Many managers enjoy being managers because they enjoy people. They may have found that inspiring others comes naturally -- well, that is, until about 2020. The strain and drain on your team are real. But recognizing others and generating positivity is even more important now, even if it requires new tools and a new commitment.
Remember: Meaningful recognition occurs when you have intimate knowledge of someone's work. Go beyond resourcing. Understand what it takes to accomplish their work and what makes it meaningful for them. That perspective can help you communicate that every individual is seen and valued -- and in turn, create a work environment where employees recognize one another's efforts too.
Think critically. Gather and evaluate information that leads to smart decisions.
One of the rewarding parts of being a manager is getting to be "in the know" about what's going on in your organization, through friendships and partnerships at the leadership level. You get to be an information hub, passing knowledge from the greater organization to the individuals you lead.
But it's also important to remember your responsibility to bring your team's potential questions and concerns up to leaders. That's important information for leaders -- and your people need their opinions to be heard. Great managers ask their superiors tough questions, knowing that they are going to have to answer those questions from their teams in the future.
Communicate clearly. Share information regularly and concisely.
Gallup research consistently finds that frequent manager-employee conversations are key to employee engagement. This is doubly important when it comes to remote and hybrid workers, who depend on frequent feedback to feel engaged and prepared to do their job. Of course, the quality of those conversations matters too. Sometimes managers may think they are communicating well, but employees do not know what's expected of them.
Getting communication right is perhaps one of the hardest parts of managing -- simply because, in the real world, asking someone, "How do you want to receive communication?" doesn't resolve the issue. Communicating, really communicating, is an art. It takes practice.
Create accountability. Hold yourself and your team responsible for performance.
When we hear the word "accountability," we often think of metrics or performance reviews. A much better way to think of accountability is as engagement and ownership. When people are engaged with their work, they feel accountable to others and to themselves. When they own their work, they take responsibility for the outcome. For managers, creating team accountability is about instilling a heartfelt sense of ownership in each contributor.

● ● ●

Your goal: Carry on the passage about what makes a good manager, picking up after its last sentence on team accountability.

Excerpted data:

● ● ●

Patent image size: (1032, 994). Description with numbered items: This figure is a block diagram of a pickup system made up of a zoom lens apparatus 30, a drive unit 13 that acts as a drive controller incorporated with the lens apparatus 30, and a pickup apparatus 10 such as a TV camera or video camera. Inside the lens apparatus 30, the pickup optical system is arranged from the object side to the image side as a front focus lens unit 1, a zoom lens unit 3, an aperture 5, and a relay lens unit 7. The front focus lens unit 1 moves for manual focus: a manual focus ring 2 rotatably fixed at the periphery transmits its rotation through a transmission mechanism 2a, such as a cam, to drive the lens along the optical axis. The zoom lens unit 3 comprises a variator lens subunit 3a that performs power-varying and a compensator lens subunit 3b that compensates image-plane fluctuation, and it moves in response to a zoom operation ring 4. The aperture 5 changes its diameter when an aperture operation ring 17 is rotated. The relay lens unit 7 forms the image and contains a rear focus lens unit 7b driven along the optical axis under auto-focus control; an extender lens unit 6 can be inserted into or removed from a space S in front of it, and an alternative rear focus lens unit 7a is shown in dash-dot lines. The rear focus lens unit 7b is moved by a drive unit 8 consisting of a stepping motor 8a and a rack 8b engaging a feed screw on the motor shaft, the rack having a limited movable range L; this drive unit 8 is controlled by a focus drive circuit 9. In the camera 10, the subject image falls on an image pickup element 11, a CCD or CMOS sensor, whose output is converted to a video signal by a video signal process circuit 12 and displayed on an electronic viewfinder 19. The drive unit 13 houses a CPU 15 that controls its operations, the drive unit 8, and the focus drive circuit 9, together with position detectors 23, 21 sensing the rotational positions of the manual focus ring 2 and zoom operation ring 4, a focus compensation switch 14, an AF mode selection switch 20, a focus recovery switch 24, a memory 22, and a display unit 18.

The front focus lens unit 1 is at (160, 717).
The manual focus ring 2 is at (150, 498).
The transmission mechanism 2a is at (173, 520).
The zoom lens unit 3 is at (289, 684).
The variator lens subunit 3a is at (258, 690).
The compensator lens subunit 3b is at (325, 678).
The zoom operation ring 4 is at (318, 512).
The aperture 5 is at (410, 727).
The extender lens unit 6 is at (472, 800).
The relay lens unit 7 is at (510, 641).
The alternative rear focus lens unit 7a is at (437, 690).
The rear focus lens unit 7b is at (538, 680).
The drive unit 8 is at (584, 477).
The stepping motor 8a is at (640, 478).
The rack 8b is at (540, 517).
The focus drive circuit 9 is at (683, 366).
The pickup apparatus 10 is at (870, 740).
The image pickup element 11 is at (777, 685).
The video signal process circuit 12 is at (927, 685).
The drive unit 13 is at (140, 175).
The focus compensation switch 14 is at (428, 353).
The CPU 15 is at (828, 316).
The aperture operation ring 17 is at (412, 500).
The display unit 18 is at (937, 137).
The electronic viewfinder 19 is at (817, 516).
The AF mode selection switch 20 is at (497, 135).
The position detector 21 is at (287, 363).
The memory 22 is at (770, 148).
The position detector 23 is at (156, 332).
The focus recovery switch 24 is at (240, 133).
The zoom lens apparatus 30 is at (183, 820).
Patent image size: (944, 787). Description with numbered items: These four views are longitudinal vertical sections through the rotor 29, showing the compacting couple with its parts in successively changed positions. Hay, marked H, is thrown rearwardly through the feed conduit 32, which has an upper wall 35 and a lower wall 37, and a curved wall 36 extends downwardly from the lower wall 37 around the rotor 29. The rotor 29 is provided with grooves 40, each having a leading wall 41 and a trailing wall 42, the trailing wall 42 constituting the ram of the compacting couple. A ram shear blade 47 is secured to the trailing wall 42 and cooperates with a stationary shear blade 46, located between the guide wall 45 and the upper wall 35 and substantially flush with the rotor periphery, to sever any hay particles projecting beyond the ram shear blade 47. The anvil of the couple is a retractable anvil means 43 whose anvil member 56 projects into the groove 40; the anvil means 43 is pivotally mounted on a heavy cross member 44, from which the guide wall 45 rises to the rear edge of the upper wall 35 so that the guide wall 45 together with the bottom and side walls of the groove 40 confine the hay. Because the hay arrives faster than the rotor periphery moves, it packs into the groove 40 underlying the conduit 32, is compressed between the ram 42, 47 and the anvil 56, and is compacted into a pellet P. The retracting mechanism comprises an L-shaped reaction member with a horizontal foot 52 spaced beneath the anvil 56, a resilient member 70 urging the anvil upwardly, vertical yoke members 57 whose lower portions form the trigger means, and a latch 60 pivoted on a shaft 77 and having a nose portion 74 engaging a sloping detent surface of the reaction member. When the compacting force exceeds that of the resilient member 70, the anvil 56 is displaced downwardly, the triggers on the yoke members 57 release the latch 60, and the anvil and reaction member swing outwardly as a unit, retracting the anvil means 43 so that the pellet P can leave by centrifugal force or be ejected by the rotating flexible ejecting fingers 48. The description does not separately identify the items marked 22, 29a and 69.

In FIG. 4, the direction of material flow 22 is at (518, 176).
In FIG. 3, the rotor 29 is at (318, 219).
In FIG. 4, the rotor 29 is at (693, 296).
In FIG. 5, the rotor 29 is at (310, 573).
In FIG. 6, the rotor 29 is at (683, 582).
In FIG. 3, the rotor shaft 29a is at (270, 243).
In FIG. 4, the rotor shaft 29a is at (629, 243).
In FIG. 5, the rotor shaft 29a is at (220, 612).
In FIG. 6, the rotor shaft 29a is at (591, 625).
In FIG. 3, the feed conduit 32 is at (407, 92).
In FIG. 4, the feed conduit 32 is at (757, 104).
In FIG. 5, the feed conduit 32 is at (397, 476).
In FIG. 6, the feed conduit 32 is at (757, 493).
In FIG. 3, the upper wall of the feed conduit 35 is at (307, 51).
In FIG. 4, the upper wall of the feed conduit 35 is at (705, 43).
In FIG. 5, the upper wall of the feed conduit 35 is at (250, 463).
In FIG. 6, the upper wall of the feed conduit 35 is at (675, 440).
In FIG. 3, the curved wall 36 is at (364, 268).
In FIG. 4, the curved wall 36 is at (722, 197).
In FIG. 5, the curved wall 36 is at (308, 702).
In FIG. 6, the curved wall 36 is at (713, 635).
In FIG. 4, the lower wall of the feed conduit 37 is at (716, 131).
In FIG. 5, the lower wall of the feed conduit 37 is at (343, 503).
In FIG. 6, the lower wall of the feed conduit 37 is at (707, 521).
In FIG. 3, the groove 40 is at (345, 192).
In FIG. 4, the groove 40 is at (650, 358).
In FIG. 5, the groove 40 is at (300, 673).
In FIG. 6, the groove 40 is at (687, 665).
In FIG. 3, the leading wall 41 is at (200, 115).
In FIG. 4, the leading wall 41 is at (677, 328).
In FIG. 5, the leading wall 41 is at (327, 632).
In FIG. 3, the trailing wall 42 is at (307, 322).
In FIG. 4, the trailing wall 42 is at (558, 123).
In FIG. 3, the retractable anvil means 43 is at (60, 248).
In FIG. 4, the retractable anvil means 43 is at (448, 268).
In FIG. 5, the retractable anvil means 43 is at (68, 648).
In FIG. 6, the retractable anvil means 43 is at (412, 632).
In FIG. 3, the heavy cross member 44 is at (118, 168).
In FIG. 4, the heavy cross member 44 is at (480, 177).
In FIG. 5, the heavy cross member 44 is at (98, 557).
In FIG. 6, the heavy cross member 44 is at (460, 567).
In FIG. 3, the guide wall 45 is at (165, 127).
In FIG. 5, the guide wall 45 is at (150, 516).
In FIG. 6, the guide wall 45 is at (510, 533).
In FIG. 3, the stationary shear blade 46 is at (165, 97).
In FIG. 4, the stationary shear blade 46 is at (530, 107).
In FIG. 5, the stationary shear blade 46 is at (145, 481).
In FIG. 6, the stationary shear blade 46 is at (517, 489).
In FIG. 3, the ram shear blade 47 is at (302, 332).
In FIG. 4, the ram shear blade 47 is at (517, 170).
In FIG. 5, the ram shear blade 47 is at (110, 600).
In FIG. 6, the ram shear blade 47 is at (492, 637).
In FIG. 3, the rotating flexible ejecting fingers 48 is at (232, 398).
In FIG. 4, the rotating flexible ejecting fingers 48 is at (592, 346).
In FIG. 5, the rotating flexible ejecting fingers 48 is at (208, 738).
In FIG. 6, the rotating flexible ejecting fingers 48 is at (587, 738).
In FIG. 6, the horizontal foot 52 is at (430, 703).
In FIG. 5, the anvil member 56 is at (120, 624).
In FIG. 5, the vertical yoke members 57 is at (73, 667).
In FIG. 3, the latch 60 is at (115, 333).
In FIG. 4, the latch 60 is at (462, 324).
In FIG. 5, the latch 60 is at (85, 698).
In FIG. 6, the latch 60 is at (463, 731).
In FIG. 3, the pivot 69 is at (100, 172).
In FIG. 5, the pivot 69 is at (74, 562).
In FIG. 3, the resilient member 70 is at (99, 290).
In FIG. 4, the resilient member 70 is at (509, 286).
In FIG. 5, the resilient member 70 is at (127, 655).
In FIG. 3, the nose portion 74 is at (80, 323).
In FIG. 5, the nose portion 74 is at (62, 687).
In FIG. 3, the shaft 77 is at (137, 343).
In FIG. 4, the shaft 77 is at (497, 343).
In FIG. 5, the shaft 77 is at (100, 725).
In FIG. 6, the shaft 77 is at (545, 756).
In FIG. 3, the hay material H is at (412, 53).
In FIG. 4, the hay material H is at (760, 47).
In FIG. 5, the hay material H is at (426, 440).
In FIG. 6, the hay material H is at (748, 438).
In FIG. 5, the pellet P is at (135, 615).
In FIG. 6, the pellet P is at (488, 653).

● ● ●

Response box:
The fastest way to generate personal ownership in someone is to give them work they love to do and naturally do well. When there's work to be done, ask, "Who's gifted in this? Who would jump at this opportunity?"
Don't try to improve all of your team management skills at once.
If thinking about seven things to do -- on top of a hundred other things -- feels like a lot, here are some tips to get started:
Choose one of the seven competencies to focus on each quarter. When you read through this list and evaluate yourself, which item challenges you the most? Or which one would you consider most important for success in your particular role? Focus on tackling one competency at a time.
Apply your talents to develop strength in each area. If there's an area where you're struggling, you may think, "I'm just not good at that one … and I probably never will be!" That's a sign that you're approaching your development by focusing on your weaknesses, rather than on your strengths. If you know your top five CliftonStrengths already, consider how you can use them to address each competency. If you don't know your top five, take the CliftonStrengths assessment.
Recognize that the eternal rules of management still apply but that the field of play has changed. Recent years have shaken up the traditional workplace, and that includes management styles. Every single one of these competencies means something different in practice than it did in 2019. Think about what "success" for each one means now in a disrupted (and regularly interrupted) workplace.